Information supplied:

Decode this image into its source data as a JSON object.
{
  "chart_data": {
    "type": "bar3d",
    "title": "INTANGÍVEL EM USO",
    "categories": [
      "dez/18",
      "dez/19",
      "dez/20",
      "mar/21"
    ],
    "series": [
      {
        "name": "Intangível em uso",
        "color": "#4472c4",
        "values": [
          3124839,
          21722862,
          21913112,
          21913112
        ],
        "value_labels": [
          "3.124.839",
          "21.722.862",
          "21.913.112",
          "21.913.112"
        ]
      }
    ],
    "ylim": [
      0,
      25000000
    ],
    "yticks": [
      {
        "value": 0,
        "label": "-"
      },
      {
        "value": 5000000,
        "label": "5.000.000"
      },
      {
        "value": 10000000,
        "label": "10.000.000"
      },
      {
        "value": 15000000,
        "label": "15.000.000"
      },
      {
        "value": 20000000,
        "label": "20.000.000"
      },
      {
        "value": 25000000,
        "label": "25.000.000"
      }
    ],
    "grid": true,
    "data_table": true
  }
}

Given exercise: Restate every record exactly, leaving nothing out.

Correct result:
Decode this image into its source data as a JSON object.
{
  "chart_data": {
    "type": "bar3d",
    "title": "INTANGÍVEL EM USO",
    "categories": [
      "dez/18",
      "dez/19",
      "dez/20",
      "mar/21"
    ],
    "series": [
      {
        "name": "Intangível em uso",
        "color": "#4472c4",
        "values": [
          3124839,
          21722862,
          21913112,
          21913112
        ],
        "value_labels": [
          "3.124.839",
          "21.722.862",
          "21.913.112",
          "21.913.112"
        ]
      }
    ],
    "ylim": [
      0,
      25000000
    ],
    "yticks": [
      {
        "value": 0,
        "label": "-"
      },
      {
        "value": 5000000,
        "label": "5.000.000"
      },
      {
        "value": 10000000,
        "label": "10.000.000"
      },
      {
        "value": 15000000,
        "label": "15.000.000"
      },
      {
        "value": 20000000,
        "label": "20.000.000"
      },
      {
        "value": 25000000,
        "label": "25.000.000"
      }
    ],
    "grid": true,
    "data_table": true
  }
}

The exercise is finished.